CHALLENGE: Print the entries in full, word for word, but not the pictures.

RECORDED DATA:
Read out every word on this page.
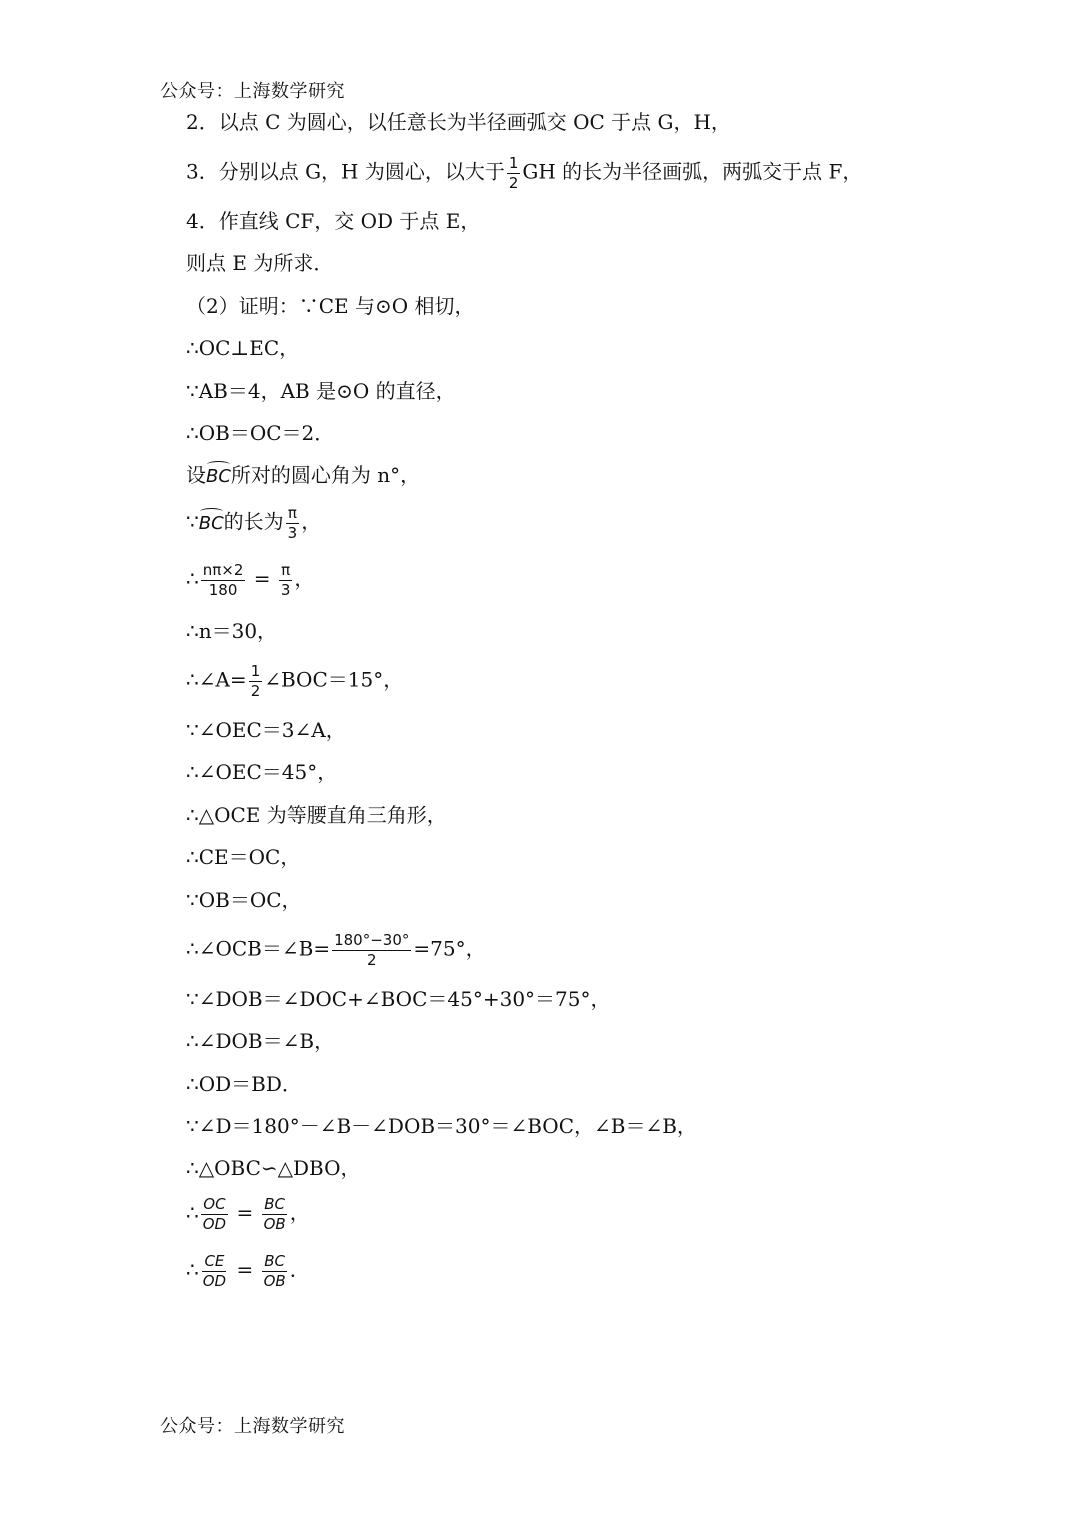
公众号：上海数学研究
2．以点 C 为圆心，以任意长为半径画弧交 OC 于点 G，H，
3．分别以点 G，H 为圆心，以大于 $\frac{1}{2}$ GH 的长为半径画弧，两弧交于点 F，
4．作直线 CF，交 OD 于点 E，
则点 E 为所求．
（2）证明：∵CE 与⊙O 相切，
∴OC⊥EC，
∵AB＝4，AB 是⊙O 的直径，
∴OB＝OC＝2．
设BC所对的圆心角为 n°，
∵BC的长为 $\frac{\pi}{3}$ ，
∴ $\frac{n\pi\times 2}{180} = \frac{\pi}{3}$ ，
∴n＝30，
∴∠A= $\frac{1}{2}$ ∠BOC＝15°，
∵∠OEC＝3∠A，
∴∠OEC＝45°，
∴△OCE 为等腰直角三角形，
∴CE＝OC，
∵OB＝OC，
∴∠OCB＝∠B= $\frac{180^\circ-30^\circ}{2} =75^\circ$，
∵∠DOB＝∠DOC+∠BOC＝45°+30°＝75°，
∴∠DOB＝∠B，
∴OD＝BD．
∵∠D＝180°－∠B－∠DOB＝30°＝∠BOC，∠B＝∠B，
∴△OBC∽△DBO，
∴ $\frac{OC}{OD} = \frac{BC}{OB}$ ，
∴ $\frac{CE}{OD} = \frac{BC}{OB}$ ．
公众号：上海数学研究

RESPONSE TO THE EXERCISE:
Read out every word on this page.
公众号：上海数学研究
2．以点 C 为圆心，以任意长为半径画弧交 OC 于点 G，H，
3．分别以点 G，H 为圆心，以大于 $\frac{1}{2}$ GH 的长为半径画弧，两弧交于点 F，
4．作直线 CF，交 OD 于点 E，
则点 E 为所求．
（2）证明：∵CE 与⊙O 相切，
∴OC⊥EC，
∵AB＝4，AB 是⊙O 的直径，
∴OB＝OC＝2．
设BC所对的圆心角为 n°，
∵BC的长为 $\frac{\pi}{3}$ ，
∴ $\frac{n\pi\times 2}{180} = \frac{\pi}{3}$ ，
∴n＝30，
∴∠A= $\frac{1}{2}$ ∠BOC＝15°，
∵∠OEC＝3∠A，
∴∠OEC＝45°，
∴△OCE 为等腰直角三角形，
∴CE＝OC，
∵OB＝OC，
∴∠OCB＝∠B= $\frac{180^\circ-30^\circ}{2} =75^\circ$，
∵∠DOB＝∠DOC+∠BOC＝45°+30°＝75°，
∴∠DOB＝∠B，
∴OD＝BD．
∵∠D＝180°－∠B－∠DOB＝30°＝∠BOC，∠B＝∠B，
∴△OBC∽△DBO，
∴ $\frac{OC}{OD} = \frac{BC}{OB}$ ，
∴ $\frac{CE}{OD} = \frac{BC}{OB}$ ．
公众号：上海数学研究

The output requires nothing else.